Your instructions » Write out all entries word for word.
-----
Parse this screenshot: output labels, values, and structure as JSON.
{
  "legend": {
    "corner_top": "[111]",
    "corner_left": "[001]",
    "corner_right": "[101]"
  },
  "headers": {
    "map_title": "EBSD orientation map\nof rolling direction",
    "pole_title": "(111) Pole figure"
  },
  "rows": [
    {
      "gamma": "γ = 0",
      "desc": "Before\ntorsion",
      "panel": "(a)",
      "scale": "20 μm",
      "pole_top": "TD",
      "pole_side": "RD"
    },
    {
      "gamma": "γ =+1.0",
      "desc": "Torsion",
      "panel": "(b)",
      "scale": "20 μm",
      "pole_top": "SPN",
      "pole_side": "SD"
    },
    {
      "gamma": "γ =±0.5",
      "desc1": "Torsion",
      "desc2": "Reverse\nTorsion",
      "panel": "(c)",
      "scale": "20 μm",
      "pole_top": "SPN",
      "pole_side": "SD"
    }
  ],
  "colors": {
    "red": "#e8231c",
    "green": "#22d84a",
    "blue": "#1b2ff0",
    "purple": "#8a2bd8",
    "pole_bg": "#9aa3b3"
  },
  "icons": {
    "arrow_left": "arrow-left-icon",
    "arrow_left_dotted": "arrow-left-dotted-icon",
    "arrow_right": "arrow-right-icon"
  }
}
-----
Finished exercise »
Parse this screenshot: output labels, values, and structure as JSON.
{
  "legend": {
    "corner_top": "[111]",
    "corner_left": "[001]",
    "corner_right": "[101]"
  },
  "headers": {
    "map_title": "EBSD orientation map\nof rolling direction",
    "pole_title": "(111) Pole figure"
  },
  "rows": [
    {
      "gamma": "γ = 0",
      "desc": "Before\ntorsion",
      "panel": "(a)",
      "scale": "20 μm",
      "pole_top": "TD",
      "pole_side": "RD"
    },
    {
      "gamma": "γ =+1.0",
      "desc": "Torsion",
      "panel": "(b)",
      "scale": "20 μm",
      "pole_top": "SPN",
      "pole_side": "SD"
    },
    {
      "gamma": "γ =±0.5",
      "desc1": "Torsion",
      "desc2": "Reverse\nTorsion",
      "panel": "(c)",
      "scale": "20 μm",
      "pole_top": "SPN",
      "pole_side": "SD"
    }
  ],
  "colors": {
    "red": "#e8231c",
    "green": "#22d84a",
    "blue": "#1b2ff0",
    "purple": "#8a2bd8",
    "pole_bg": "#9aa3b3"
  },
  "icons": {
    "arrow_left": "arrow-left-icon",
    "arrow_left_dotted": "arrow-left-dotted-icon",
    "arrow_right": "arrow-right-icon"
  }
}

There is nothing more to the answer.